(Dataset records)
┌──

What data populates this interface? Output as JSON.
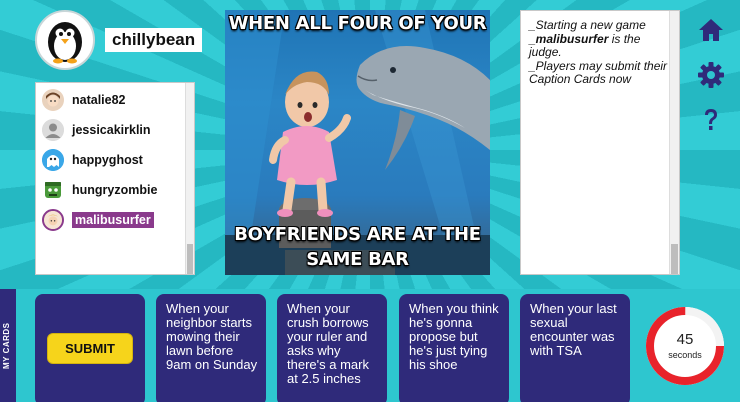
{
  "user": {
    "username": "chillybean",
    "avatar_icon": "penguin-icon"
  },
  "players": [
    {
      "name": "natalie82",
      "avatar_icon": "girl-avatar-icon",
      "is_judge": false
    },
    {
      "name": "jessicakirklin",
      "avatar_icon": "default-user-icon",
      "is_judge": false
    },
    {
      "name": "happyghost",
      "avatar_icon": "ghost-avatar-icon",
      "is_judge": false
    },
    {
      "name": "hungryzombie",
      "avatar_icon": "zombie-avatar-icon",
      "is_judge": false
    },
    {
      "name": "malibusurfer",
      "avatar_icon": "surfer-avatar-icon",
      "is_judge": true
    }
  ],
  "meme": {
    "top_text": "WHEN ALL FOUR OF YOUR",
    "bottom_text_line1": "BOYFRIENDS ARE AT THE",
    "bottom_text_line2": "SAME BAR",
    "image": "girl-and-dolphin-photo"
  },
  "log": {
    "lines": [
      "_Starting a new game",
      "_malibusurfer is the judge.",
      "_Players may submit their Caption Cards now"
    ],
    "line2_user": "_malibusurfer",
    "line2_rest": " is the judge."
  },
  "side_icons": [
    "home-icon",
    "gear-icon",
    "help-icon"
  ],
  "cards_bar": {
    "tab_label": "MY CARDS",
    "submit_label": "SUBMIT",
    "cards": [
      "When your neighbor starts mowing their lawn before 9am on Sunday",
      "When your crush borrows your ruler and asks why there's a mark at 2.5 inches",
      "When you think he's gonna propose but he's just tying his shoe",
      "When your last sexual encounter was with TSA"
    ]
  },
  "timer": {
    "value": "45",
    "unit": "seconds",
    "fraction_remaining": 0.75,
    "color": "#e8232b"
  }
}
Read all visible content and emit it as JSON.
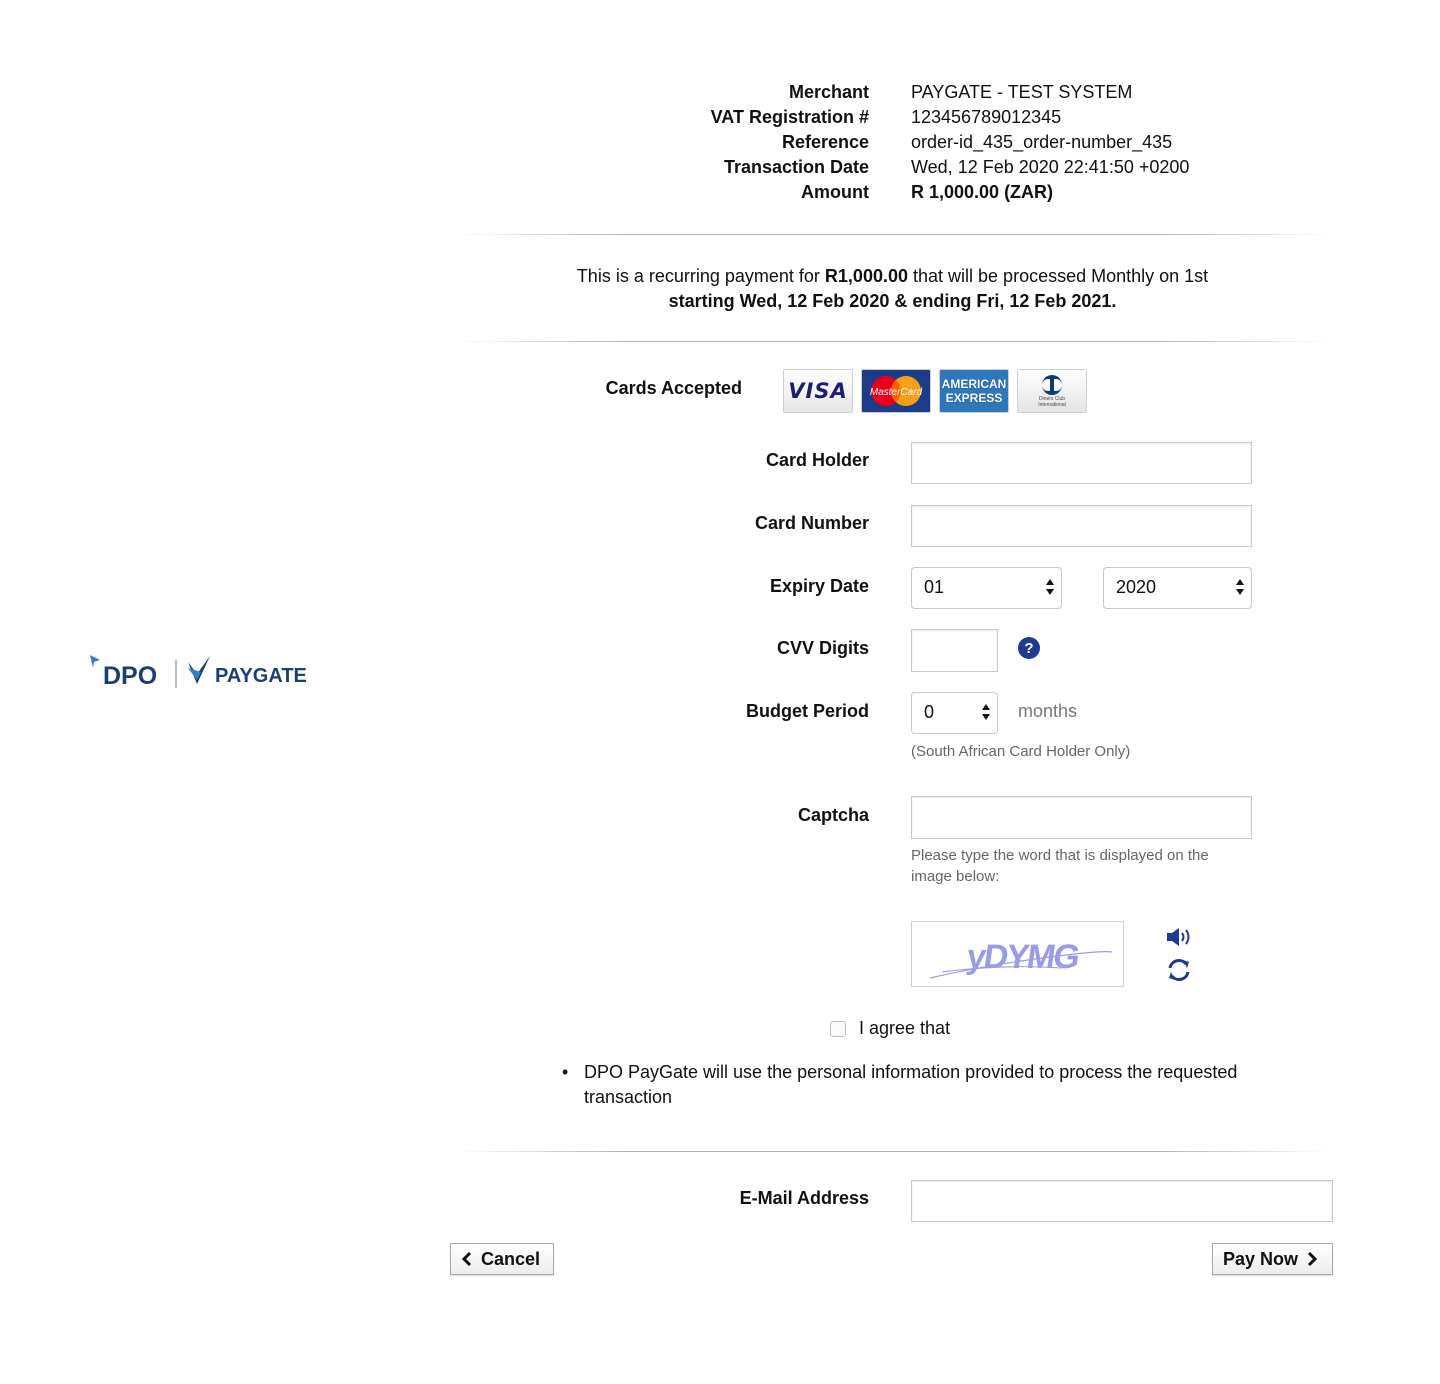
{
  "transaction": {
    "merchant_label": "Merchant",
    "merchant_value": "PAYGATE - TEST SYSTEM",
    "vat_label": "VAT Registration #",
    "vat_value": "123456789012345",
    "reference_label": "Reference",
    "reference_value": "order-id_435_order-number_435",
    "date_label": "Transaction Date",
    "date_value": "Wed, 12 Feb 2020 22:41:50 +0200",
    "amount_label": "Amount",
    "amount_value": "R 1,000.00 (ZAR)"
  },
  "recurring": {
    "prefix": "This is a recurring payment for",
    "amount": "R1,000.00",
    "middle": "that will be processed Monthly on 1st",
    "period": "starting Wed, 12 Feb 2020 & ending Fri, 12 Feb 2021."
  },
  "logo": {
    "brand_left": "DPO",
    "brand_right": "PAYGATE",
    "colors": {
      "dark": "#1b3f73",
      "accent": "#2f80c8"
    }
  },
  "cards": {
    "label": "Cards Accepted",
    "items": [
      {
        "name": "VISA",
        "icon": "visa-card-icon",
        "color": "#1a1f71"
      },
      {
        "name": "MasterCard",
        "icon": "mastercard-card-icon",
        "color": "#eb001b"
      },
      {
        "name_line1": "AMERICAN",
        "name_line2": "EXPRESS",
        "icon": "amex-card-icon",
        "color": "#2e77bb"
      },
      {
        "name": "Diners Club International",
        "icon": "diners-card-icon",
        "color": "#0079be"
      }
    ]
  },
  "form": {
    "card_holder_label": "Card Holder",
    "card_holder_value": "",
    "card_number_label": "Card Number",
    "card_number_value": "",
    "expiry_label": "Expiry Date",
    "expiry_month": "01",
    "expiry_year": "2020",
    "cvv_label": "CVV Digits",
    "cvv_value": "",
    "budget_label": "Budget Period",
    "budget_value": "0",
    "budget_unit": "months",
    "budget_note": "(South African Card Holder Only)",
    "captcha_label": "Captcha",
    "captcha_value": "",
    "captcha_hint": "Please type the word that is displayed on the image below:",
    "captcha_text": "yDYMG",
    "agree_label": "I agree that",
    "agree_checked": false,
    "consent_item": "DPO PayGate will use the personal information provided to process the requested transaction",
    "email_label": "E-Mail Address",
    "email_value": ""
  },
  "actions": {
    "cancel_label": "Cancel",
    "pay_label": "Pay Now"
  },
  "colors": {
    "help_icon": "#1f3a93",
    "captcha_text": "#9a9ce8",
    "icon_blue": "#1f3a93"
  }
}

└──
┌──

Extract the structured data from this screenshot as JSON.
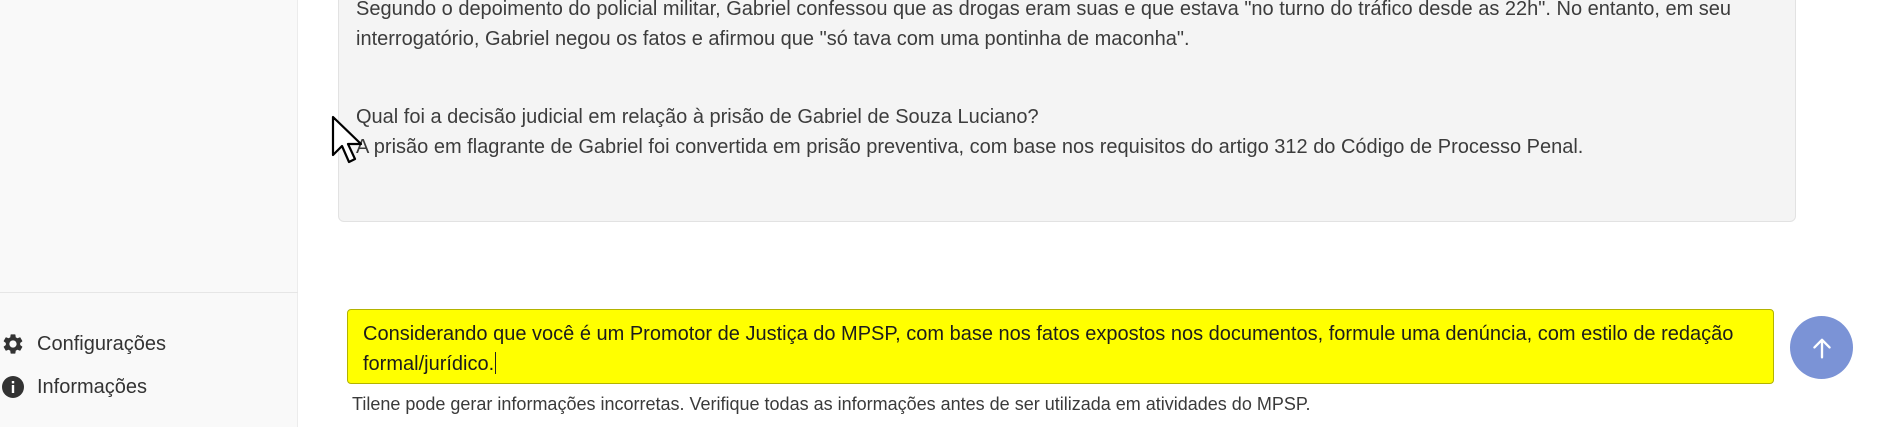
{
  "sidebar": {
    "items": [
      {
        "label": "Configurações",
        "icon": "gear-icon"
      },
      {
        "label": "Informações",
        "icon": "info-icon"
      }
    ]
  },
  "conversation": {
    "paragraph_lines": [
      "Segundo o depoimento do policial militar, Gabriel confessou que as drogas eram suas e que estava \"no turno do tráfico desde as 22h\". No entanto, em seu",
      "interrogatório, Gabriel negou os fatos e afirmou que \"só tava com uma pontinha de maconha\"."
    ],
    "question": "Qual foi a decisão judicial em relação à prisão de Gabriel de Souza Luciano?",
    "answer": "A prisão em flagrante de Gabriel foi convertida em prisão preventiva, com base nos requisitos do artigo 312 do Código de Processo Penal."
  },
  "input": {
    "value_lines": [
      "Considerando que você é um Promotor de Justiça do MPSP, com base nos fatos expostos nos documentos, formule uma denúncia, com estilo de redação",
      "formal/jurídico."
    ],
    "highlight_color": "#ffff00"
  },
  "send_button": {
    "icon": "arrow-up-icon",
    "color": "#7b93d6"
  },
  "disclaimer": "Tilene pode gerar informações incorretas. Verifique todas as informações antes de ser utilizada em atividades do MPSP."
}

└──

» **The request**
Identify every line above that includes the word "Gabriel", and show those lines.

» **Solution for this task**
      "Segundo o depoimento do policial militar, Gabriel confessou que as drogas eram suas e que estava \"no turno do tráfico desde as 22h\". No entanto, em seu",
      "interrogatório, Gabriel negou os fatos e afirmou que \"só tava com uma pontinha de maconha\"."
    "question": "Qual foi a decisão judicial em relação à prisão de Gabriel de Souza Luciano?",
    "answer": "A prisão em flagrante de Gabriel foi convertida em prisão preventiva, com base nos requisitos do artigo 312 do Código de Processo Penal."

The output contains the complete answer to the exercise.